A visita ao museu foi especial graças a um garoto de dezessete anos que passava suas tardes ali. Começou me explicando cada peça, e foi então me perguntando de onde eu era, se era casada, o que fazia ali. Nisso entraram alguns barbudos, e ele me fez notar que todas as mulheres naquele momento cobriram as cabeças e mesmo os rostos, e me encorajou a fazer o mesmo. Perguntei porque e ele me explicou que aqueles eram religiosos, e que era um sinal de respeito eu me cobrir. Perguntei porque novamente, e na seqüência acabei respondendo a tantas perguntas, praticamente uma aula intensiva de educação sexual, movida por uma compaixão instantânea por aquele garoto no auge de sua juventude, sem nenhuma informação sobre o sexo oposto e uma solidão de chorar.

Aliás é de se reparar a grande intimidade física existente entre os homens, em contraposição ao ostensivo recato imposto às mulheres.

Como estrangeira escapei um pouco dessa imposição, mas tive uma boa demonstração da condição feminina na vida cotidiana da cidade. Fomos a uma cerimônia sufi, em companhia de um sociólogo francês, um guia amigo paquistanês e o embaixador brasileiro. Quinta-feira à noite, bairro afastado. Uma árvore imensa, e sob ela uma pequena multidão sentada em roda no chão, acocorada nos galhos das árvores e pelos degraus que davam no mausoléu de um poeta. Dois Ogans tocando dhols, tambores enormes pendurados no corpo, e no meio homens em transe rodando sem parar, alguns com impressionantes movimentos frenéticos de cabeça, que pareciam querer desenroscar do pescoço. Encontramos um lugar na roda, e imediatamente me fizeram sinal pra não sentar ali, apontando-me um cercadinho onde todos deixavam os sapatos. Obedeci. Não foi exatamente amigável a maneira como me indicaram o lugar. Sentada sozinha, literalmente cercada por uma tela de arame, constatei que eu era a única mulher ali, e o fato de ter coberto a cabeça com um véu não os fez muito mais simpáticos à minha presença. Acabada a cerimônia fomos visitar o mausoléu do poeta, e de novo fui barrada na porta, e também não ganhei o belo colar de flores reservado aos visitantes – homens. Fui então até o pátio onde descobri outras mulheres, sob uma outra árvore centenária enorme, cheia de papeizinhos com pedidos e agradecimentos. Havia uma calma especial ali, e o guia paquistanês veio me fazer companhia. Mas a sensação desagradável da segregação não saiu de mim. Só um ano depois, e com o auxílio luxuoso do humor, vomitei essa experiência na forma transformadora de um samba. O Rasta-pé do Cercadinho, minha singela vingança, quem sabe um grão de areia no deserto das lutas pelos direitos das mulheres…

Muitas contradições num país que quase elegeu uma mulher pra Presidente (Benazir Bhutto, assassinada no final de 2007), que admite cada vez mais mulheres nas universidades, mas que ainda permite por lei a poligamia para os homens. Uma música belíssima e poemas de encontro com o amante divino, uma religiosidade que permeia todos os detalhes cotidianos, mas a constante e crescente pressão de grupos fundamentalistas. O amor e ódio em relação à cultura ocidental.

## DADOS EXIBIDOS
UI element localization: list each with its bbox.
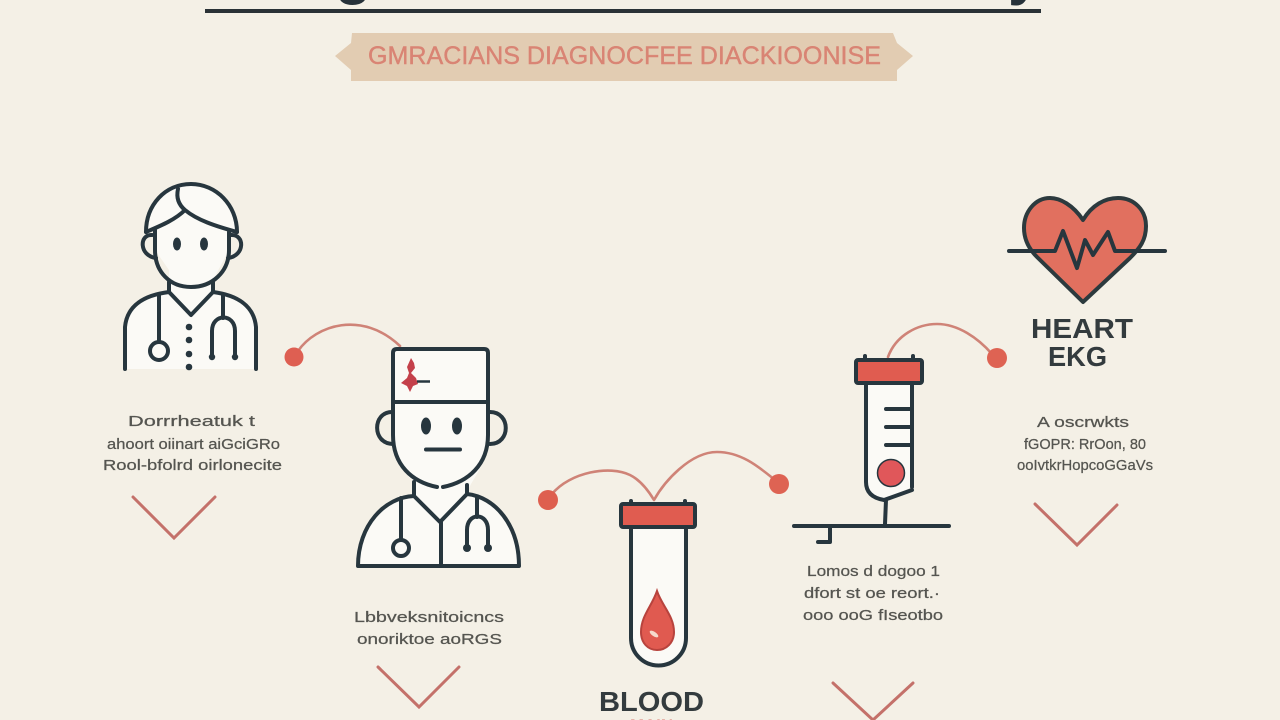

## O QUE FAZER
1 > Responda com base no relato:
(a) Quantos anos tinha o garoto que explicava as peças no museu?
(b) Em que dia da semana e em que período do dia aconteceu a cerimônia sufi?
(c) Qual é o nome do samba feito um ano depois da experiência?
2 > Segundo o relato, em companhia de quem se foi à cerimônia sufi?
Não é preciso consultar a listagem.

## RESPOSTAS
1 >
(a) Dezessete anos.
(b) Quinta-feira à noite.
(c) O Rasta-pé do Cercadinho.

2 >
- Um sociólogo francês
- Um guia amigo paquistanês
- O embaixador brasileiro